§ TASK PROMPT
Take every line from the material that has the word "averageType" in it.

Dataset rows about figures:
-- begin --
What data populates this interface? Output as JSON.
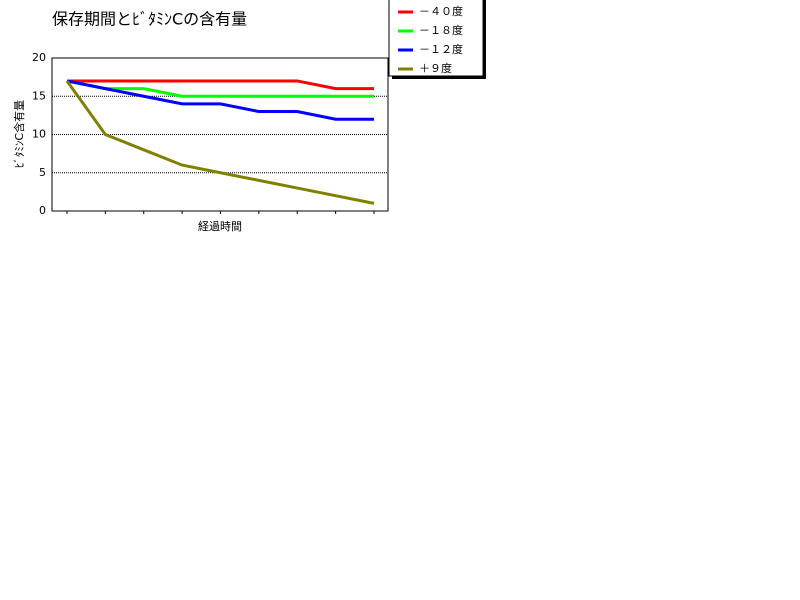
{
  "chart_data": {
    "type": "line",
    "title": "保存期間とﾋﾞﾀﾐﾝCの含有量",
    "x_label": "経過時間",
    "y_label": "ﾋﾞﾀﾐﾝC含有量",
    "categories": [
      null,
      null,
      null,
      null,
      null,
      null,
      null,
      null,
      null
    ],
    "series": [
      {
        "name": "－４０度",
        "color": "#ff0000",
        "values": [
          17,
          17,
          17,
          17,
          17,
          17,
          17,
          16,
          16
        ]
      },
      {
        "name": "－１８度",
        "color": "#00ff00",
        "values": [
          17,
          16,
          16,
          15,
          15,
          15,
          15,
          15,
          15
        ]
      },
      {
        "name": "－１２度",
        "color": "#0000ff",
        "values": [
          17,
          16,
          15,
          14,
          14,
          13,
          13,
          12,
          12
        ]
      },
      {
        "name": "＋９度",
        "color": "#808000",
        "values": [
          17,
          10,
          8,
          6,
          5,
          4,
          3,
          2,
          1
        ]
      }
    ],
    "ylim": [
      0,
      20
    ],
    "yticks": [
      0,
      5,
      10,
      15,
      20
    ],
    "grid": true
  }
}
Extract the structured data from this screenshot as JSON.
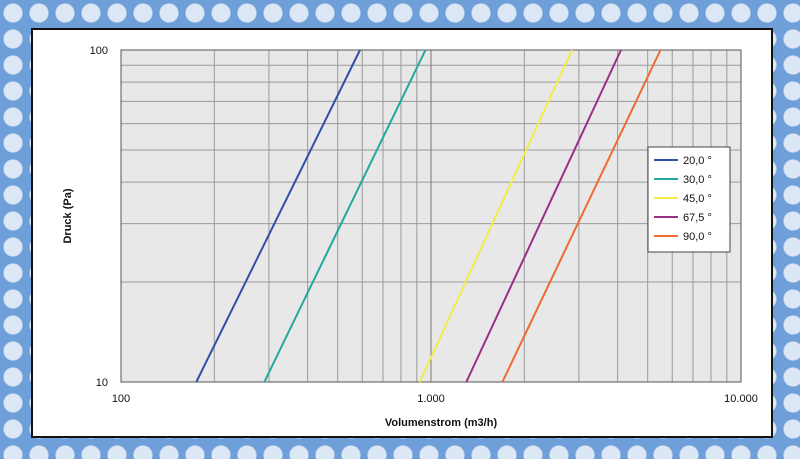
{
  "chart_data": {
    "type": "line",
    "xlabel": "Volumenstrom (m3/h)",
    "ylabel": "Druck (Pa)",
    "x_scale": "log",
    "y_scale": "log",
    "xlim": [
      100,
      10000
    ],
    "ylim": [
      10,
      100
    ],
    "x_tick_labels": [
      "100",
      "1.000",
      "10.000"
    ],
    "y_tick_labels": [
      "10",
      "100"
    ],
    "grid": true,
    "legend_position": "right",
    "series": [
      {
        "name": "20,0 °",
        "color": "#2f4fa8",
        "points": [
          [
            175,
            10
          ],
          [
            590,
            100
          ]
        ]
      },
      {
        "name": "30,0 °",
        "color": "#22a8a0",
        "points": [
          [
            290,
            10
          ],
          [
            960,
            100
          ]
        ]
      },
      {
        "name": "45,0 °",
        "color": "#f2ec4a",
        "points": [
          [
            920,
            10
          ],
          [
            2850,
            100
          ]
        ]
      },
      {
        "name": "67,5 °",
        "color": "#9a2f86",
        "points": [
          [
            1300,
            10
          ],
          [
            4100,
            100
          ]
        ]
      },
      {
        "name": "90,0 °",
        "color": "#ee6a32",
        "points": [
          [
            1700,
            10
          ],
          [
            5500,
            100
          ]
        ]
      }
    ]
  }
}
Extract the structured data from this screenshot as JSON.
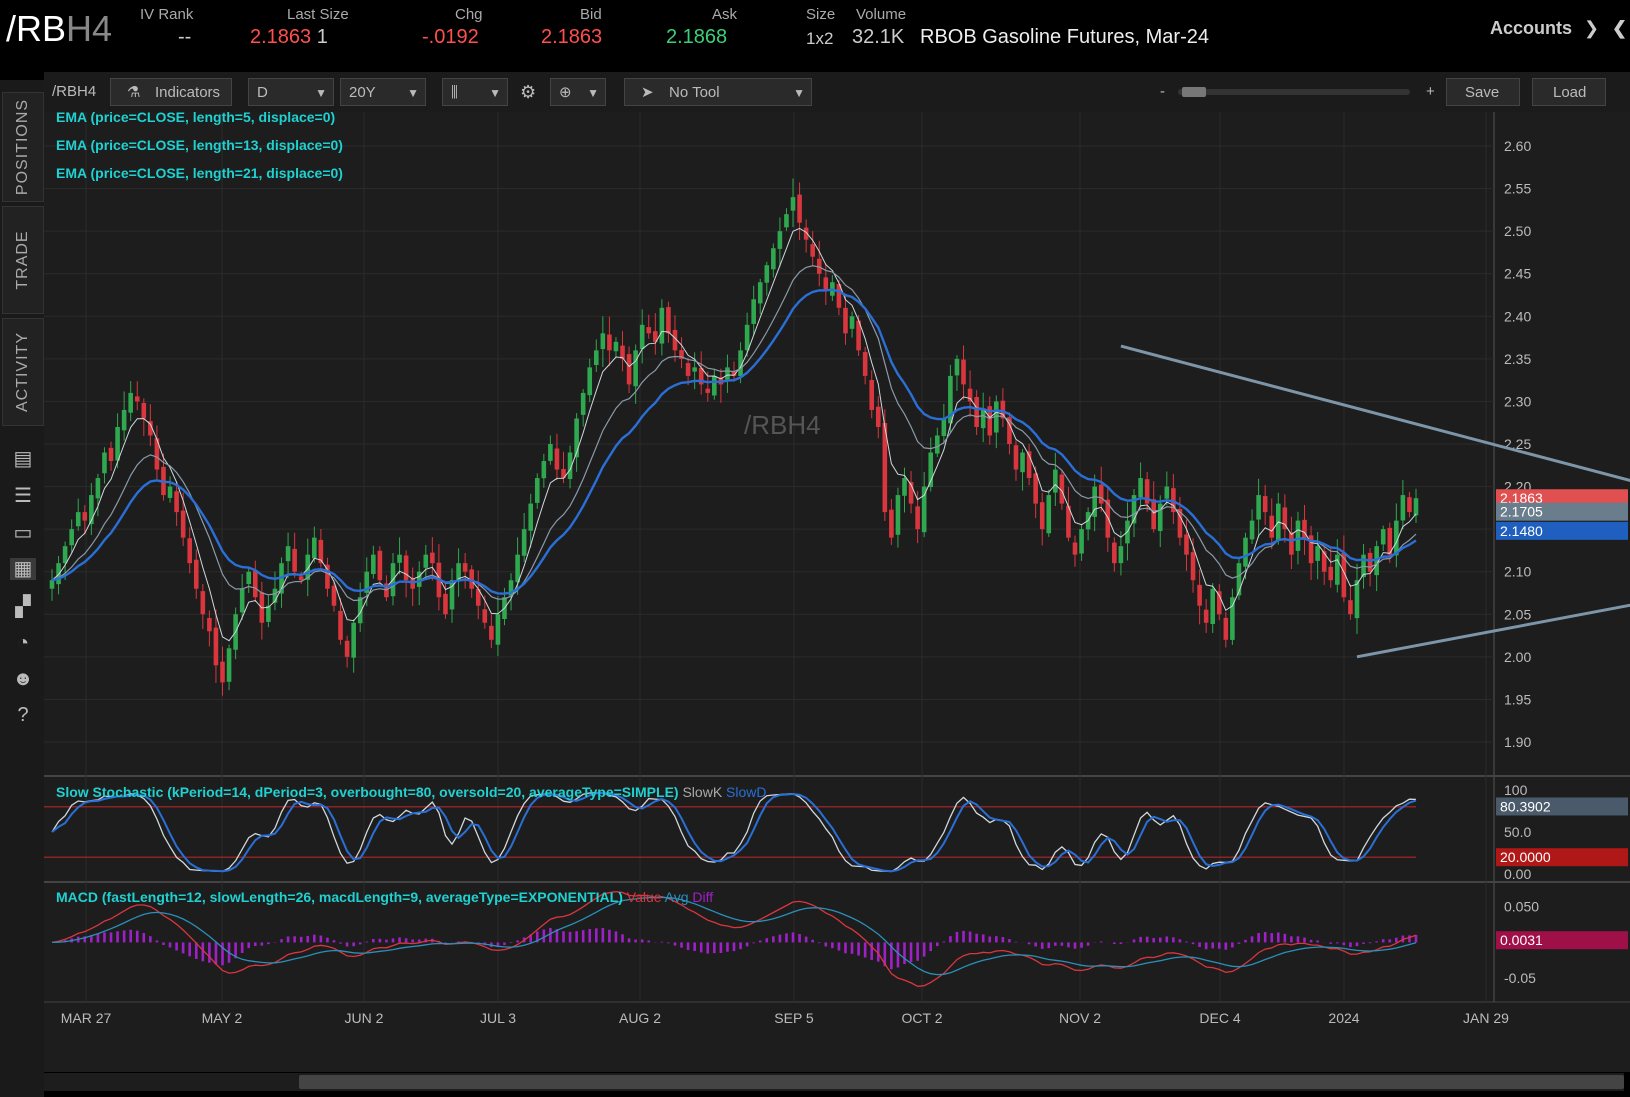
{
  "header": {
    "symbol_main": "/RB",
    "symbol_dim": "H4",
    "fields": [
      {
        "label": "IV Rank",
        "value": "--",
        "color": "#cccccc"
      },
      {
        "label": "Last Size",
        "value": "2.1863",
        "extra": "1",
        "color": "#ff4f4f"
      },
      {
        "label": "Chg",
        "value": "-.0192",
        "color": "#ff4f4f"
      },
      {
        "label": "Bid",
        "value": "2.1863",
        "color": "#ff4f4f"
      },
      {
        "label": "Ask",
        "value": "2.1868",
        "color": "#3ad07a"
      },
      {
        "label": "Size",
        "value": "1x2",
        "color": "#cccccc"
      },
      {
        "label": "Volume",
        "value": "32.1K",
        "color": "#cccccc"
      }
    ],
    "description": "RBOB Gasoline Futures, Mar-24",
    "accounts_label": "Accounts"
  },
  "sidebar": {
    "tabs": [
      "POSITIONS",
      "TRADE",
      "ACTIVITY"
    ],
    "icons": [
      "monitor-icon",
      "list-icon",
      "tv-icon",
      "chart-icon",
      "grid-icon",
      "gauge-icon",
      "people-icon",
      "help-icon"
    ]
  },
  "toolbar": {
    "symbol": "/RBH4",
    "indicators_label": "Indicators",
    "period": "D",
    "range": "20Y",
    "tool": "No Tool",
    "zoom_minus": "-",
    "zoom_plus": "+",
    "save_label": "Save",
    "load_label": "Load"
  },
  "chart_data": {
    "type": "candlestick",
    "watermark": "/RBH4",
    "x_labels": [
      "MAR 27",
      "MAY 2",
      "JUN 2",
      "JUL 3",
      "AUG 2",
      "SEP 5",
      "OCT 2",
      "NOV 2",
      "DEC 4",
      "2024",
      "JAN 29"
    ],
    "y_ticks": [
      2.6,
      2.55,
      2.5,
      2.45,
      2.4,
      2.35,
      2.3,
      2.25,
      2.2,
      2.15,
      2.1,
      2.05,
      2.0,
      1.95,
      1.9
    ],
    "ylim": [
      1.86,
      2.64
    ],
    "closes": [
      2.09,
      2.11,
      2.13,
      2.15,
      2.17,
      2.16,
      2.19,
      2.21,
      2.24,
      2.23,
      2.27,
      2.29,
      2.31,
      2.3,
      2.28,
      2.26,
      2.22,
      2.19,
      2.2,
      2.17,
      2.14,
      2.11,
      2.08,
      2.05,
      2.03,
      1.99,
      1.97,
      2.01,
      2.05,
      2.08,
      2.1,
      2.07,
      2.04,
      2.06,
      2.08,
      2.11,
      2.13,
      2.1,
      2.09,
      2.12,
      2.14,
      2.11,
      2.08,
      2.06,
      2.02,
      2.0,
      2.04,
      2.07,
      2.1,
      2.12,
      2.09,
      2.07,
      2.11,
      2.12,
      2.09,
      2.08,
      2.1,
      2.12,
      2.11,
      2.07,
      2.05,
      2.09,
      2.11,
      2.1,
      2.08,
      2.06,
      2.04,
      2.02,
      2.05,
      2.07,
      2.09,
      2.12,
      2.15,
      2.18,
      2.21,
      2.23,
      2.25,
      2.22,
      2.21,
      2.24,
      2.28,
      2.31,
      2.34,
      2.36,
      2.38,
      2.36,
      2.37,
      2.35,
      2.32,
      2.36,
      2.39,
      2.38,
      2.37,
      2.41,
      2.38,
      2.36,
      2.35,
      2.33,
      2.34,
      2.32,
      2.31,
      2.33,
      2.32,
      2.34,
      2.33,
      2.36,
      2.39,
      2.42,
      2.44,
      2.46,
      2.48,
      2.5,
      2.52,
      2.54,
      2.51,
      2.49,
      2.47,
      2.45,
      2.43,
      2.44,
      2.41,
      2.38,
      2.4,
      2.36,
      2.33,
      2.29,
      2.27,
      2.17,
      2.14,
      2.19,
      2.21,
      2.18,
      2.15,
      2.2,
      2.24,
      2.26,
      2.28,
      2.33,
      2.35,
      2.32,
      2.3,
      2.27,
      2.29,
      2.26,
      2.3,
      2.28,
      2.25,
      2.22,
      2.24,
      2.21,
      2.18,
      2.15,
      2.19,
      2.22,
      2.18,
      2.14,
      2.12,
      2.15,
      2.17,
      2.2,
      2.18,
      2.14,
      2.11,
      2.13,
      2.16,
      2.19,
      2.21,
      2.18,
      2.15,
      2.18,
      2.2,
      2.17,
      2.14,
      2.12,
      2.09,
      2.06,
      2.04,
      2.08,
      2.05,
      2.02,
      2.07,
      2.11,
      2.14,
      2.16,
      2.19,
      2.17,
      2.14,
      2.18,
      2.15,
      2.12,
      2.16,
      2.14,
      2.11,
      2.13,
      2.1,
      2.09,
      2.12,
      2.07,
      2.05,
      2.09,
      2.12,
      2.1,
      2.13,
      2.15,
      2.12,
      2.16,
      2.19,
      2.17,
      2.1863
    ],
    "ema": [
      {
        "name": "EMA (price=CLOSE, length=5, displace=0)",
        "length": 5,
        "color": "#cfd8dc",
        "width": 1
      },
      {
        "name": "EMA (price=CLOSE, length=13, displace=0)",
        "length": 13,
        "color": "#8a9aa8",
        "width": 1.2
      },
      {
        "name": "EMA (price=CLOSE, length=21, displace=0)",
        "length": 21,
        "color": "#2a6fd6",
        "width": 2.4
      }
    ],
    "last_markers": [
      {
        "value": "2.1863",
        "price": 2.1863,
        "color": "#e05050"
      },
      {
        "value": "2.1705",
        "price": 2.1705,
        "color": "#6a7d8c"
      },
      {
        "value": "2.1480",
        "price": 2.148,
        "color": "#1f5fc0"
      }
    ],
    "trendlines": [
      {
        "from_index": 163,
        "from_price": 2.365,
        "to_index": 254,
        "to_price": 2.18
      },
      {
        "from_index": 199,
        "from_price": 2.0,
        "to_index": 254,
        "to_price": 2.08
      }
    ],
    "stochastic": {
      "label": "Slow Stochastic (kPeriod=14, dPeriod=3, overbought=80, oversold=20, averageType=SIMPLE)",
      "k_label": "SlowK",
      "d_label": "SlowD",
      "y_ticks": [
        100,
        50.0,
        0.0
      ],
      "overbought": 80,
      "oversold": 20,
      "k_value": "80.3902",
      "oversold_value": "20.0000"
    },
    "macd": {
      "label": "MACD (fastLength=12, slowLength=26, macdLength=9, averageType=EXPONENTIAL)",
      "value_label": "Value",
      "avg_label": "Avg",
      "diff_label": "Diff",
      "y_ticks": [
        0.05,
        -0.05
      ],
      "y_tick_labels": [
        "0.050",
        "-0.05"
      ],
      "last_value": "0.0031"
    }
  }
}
-- end --
-- begin --
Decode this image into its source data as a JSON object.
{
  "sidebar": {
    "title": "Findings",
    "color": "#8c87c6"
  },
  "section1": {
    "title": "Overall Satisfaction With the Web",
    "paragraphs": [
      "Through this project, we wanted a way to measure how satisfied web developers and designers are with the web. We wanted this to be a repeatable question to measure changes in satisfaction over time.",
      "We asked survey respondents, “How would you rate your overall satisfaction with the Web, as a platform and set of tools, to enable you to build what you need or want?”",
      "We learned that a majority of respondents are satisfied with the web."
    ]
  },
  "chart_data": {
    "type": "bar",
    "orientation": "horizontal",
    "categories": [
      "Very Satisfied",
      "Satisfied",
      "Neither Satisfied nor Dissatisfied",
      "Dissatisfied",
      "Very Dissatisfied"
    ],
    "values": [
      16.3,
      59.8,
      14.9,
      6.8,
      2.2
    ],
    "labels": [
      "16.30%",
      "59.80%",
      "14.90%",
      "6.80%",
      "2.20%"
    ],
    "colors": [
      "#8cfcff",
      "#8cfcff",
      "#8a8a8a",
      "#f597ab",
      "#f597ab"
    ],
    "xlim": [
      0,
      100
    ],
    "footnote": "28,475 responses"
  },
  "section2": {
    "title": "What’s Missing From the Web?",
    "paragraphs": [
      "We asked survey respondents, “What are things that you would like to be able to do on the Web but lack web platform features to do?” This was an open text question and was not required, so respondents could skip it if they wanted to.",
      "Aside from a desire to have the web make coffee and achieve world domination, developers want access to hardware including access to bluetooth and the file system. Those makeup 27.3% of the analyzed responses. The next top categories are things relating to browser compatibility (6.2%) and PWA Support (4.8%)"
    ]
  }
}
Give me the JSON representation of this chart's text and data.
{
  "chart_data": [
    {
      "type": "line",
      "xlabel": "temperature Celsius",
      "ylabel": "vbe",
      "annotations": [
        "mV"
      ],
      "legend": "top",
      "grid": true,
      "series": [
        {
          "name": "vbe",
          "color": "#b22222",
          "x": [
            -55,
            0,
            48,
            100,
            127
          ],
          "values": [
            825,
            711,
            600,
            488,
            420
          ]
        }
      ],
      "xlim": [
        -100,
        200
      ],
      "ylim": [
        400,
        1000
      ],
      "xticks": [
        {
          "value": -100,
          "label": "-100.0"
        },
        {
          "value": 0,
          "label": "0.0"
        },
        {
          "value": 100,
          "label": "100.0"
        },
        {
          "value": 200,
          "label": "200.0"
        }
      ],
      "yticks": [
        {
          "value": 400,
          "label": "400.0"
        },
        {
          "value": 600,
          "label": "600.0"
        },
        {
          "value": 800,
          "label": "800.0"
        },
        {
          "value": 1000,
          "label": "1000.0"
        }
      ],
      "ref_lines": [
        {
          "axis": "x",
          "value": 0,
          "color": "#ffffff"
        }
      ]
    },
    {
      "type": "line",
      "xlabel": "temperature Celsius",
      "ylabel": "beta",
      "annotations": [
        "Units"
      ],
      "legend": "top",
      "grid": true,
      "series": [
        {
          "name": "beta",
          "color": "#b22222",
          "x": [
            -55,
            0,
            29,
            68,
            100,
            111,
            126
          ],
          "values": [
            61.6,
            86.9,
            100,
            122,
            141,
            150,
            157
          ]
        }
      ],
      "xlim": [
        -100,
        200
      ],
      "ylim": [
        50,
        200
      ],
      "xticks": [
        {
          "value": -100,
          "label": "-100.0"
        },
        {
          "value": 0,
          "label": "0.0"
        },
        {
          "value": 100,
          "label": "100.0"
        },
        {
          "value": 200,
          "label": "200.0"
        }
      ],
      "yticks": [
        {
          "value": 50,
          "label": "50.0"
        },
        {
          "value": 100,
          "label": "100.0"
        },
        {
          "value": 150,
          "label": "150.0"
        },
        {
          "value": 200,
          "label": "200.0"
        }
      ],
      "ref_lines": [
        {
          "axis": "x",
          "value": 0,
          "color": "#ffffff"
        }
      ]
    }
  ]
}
-- end --
-- begin --
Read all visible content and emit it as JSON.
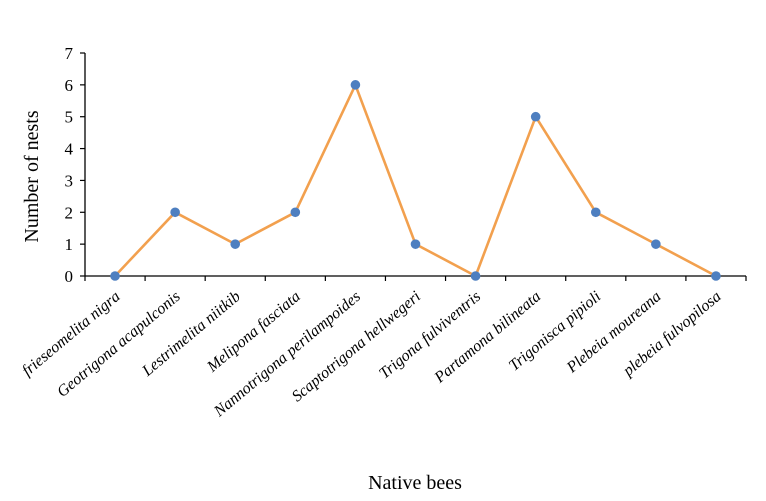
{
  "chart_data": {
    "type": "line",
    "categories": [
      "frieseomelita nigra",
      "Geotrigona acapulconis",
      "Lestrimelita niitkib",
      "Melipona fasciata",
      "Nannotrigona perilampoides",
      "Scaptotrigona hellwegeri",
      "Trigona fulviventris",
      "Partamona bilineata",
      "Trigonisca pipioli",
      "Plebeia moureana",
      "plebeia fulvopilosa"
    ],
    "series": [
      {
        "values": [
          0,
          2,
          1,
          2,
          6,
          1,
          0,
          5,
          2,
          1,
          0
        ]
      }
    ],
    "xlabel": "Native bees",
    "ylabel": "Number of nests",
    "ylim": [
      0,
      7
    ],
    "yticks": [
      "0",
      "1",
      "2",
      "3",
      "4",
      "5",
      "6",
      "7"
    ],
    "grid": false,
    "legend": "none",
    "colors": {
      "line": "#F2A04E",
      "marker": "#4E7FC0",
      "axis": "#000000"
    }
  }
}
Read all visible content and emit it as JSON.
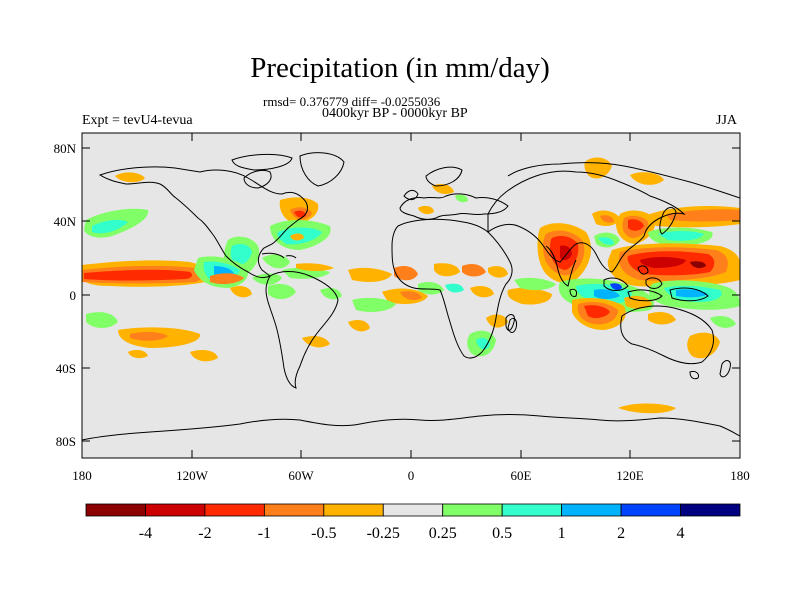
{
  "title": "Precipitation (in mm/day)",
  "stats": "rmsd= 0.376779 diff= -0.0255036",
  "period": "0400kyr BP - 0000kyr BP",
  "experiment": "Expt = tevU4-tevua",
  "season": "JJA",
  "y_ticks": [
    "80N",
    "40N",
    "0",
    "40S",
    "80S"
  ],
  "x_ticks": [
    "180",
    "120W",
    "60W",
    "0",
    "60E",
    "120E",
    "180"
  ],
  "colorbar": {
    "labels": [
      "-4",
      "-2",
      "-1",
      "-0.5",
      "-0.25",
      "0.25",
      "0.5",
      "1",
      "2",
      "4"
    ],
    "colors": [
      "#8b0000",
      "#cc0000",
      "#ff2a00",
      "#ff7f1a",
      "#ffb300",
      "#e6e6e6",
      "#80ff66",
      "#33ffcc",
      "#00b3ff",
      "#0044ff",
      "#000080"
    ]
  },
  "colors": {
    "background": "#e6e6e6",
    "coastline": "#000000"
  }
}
-- end --
§ EXERCISE ANSWER
      "label": "Slow Stochastic (kPeriod=14, dPeriod=3, overbought=80, oversold=20, averageType=SIMPLE)",
      "label": "MACD (fastLength=12, slowLength=26, macdLength=9, averageType=EXPONENTIAL)",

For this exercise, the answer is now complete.